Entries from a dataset
■ ■ ■ ■ ■

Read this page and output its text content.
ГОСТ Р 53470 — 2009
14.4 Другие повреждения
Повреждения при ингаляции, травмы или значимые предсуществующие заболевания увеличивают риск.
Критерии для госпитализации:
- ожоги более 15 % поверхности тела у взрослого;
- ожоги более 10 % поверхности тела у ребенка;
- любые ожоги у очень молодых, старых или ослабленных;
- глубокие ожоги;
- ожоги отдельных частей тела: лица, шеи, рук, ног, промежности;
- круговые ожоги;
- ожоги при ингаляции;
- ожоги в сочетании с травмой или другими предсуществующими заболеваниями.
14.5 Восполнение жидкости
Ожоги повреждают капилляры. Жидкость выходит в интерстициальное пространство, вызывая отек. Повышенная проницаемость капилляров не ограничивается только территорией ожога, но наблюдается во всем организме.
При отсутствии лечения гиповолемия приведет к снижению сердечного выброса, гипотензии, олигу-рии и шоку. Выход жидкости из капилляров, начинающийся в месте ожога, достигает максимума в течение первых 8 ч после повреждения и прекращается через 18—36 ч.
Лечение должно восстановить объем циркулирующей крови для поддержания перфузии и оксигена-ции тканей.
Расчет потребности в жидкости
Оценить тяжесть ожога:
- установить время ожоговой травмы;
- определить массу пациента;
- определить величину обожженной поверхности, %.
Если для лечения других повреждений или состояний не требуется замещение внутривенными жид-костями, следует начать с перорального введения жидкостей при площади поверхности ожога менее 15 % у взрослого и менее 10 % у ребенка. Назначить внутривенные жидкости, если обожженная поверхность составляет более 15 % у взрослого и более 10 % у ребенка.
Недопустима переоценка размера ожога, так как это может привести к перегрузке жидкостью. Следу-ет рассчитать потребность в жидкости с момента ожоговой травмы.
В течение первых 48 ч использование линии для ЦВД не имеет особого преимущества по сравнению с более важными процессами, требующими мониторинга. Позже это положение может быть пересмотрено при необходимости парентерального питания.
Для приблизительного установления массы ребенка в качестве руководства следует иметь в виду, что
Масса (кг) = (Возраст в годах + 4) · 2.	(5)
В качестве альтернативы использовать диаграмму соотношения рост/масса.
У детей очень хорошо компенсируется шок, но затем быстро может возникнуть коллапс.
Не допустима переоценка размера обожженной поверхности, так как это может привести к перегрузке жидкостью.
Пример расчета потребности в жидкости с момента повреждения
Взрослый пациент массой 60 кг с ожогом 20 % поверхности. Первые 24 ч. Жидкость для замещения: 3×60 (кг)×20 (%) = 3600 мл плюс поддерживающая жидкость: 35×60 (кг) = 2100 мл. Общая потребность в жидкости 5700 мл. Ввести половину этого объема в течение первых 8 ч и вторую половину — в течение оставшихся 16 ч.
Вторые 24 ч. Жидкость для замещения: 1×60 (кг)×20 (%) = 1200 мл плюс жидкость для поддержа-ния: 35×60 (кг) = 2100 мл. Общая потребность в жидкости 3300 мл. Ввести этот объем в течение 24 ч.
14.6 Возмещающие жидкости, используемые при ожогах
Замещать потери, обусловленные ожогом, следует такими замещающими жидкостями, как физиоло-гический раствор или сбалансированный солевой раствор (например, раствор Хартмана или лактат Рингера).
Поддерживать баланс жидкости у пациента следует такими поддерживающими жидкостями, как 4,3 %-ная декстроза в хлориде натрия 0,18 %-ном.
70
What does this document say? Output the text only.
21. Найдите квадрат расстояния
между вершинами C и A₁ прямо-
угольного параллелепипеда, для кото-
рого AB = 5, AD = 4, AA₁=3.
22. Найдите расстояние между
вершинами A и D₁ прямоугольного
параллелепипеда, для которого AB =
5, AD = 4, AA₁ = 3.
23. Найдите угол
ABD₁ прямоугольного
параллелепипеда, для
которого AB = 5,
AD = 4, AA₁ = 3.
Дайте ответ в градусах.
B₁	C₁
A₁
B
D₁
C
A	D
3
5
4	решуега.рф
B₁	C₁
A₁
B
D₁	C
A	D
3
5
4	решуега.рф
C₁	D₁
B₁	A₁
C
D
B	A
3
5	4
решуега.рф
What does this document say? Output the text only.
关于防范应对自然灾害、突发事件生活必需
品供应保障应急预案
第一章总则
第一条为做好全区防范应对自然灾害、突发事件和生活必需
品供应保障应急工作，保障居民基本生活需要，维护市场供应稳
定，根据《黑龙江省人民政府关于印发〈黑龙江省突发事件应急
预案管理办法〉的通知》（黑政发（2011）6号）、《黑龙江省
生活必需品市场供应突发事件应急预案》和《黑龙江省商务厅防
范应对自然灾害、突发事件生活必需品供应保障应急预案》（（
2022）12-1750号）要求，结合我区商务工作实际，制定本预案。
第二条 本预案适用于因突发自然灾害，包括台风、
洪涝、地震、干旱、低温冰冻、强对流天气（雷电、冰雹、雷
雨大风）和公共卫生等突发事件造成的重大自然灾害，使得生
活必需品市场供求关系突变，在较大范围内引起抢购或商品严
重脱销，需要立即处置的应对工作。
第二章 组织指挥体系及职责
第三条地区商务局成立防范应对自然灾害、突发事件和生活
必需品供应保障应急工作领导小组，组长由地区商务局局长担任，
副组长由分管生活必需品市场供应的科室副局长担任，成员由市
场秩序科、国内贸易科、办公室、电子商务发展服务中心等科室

■ ■ ■ ■ ■

All of the entries above need to be reproduced exactly.

Read this page and output its text content.
ГОСТ Р 53470 — 2009
14.4 Другие повреждения
Повреждения при ингаляции, травмы или значимые предсуществующие заболевания увеличивают риск.
Критерии для госпитализации:
- ожоги более 15 % поверхности тела у взрослого;
- ожоги более 10 % поверхности тела у ребенка;
- любые ожоги у очень молодых, старых или ослабленных;
- глубокие ожоги;
- ожоги отдельных частей тела: лица, шеи, рук, ног, промежности;
- круговые ожоги;
- ожоги при ингаляции;
- ожоги в сочетании с травмой или другими предсуществующими заболеваниями.
14.5 Восполнение жидкости
Ожоги повреждают капилляры. Жидкость выходит в интерстициальное пространство, вызывая отек. Повышенная проницаемость капилляров не ограничивается только территорией ожога, но наблюдается во всем организме.
При отсутствии лечения гиповолемия приведет к снижению сердечного выброса, гипотензии, олигу-рии и шоку. Выход жидкости из капилляров, начинающийся в месте ожога, достигает максимума в течение первых 8 ч после повреждения и прекращается через 18—36 ч.
Лечение должно восстановить объем циркулирующей крови для поддержания перфузии и оксигена-ции тканей.
Расчет потребности в жидкости
Оценить тяжесть ожога:
- установить время ожоговой травмы;
- определить массу пациента;
- определить величину обожженной поверхности, %.
Если для лечения других повреждений или состояний не требуется замещение внутривенными жид-костями, следует начать с перорального введения жидкостей при площади поверхности ожога менее 15 % у взрослого и менее 10 % у ребенка. Назначить внутривенные жидкости, если обожженная поверхность составляет более 15 % у взрослого и более 10 % у ребенка.
Недопустима переоценка размера ожога, так как это может привести к перегрузке жидкостью. Следу-ет рассчитать потребность в жидкости с момента ожоговой травмы.
В течение первых 48 ч использование линии для ЦВД не имеет особого преимущества по сравнению с более важными процессами, требующими мониторинга. Позже это положение может быть пересмотрено при необходимости парентерального питания.
Для приблизительного установления массы ребенка в качестве руководства следует иметь в виду, что
Масса (кг) = (Возраст в годах + 4) · 2.	(5)
В качестве альтернативы использовать диаграмму соотношения рост/масса.
У детей очень хорошо компенсируется шок, но затем быстро может возникнуть коллапс.
Не допустима переоценка размера обожженной поверхности, так как это может привести к перегрузке жидкостью.
Пример расчета потребности в жидкости с момента повреждения
Взрослый пациент массой 60 кг с ожогом 20 % поверхности. Первые 24 ч. Жидкость для замещения: 3×60 (кг)×20 (%) = 3600 мл плюс поддерживающая жидкость: 35×60 (кг) = 2100 мл. Общая потребность в жидкости 5700 мл. Ввести половину этого объема в течение первых 8 ч и вторую половину — в течение оставшихся 16 ч.
Вторые 24 ч. Жидкость для замещения: 1×60 (кг)×20 (%) = 1200 мл плюс жидкость для поддержа-ния: 35×60 (кг) = 2100 мл. Общая потребность в жидкости 3300 мл. Ввести этот объем в течение 24 ч.
14.6 Возмещающие жидкости, используемые при ожогах
Замещать потери, обусловленные ожогом, следует такими замещающими жидкостями, как физиоло-гический раствор или сбалансированный солевой раствор (например, раствор Хартмана или лактат Рингера).
Поддерживать баланс жидкости у пациента следует такими поддерживающими жидкостями, как 4,3 %-ная декстроза в хлориде натрия 0,18 %-ном.
70
What does this document say? Output the text only.
21. Найдите квадрат расстояния
между вершинами C и A₁ прямо-
угольного параллелепипеда, для кото-
рого AB = 5, AD = 4, AA₁=3.
22. Найдите расстояние между
вершинами A и D₁ прямоугольного
параллелепипеда, для которого AB =
5, AD = 4, AA₁ = 3.
23. Найдите угол
ABD₁ прямоугольного
параллелепипеда, для
которого AB = 5,
AD = 4, AA₁ = 3.
Дайте ответ в градусах.
B₁	C₁
A₁
B
D₁
C
A	D
3
5
4	решуега.рф
B₁	C₁
A₁
B
D₁	C
A	D
3
5
4	решуега.рф
C₁	D₁
B₁	A₁
C
D
B	A
3
5	4
решуега.рф
What does this document say? Output the text only.
关于防范应对自然灾害、突发事件生活必需
品供应保障应急预案
第一章总则
第一条为做好全区防范应对自然灾害、突发事件和生活必需
品供应保障应急工作，保障居民基本生活需要，维护市场供应稳
定，根据《黑龙江省人民政府关于印发〈黑龙江省突发事件应急
预案管理办法〉的通知》（黑政发（2011）6号）、《黑龙江省
生活必需品市场供应突发事件应急预案》和《黑龙江省商务厅防
范应对自然灾害、突发事件生活必需品供应保障应急预案》（（
2022）12-1750号）要求，结合我区商务工作实际，制定本预案。
第二条 本预案适用于因突发自然灾害，包括台风、
洪涝、地震、干旱、低温冰冻、强对流天气（雷电、冰雹、雷
雨大风）和公共卫生等突发事件造成的重大自然灾害，使得生
活必需品市场供求关系突变，在较大范围内引起抢购或商品严
重脱销，需要立即处置的应对工作。
第二章 组织指挥体系及职责
第三条地区商务局成立防范应对自然灾害、突发事件和生活
必需品供应保障应急工作领导小组，组长由地区商务局局长担任，
副组长由分管生活必需品市场供应的科室副局长担任，成员由市
场秩序科、国内贸易科、办公室、电子商务发展服务中心等科室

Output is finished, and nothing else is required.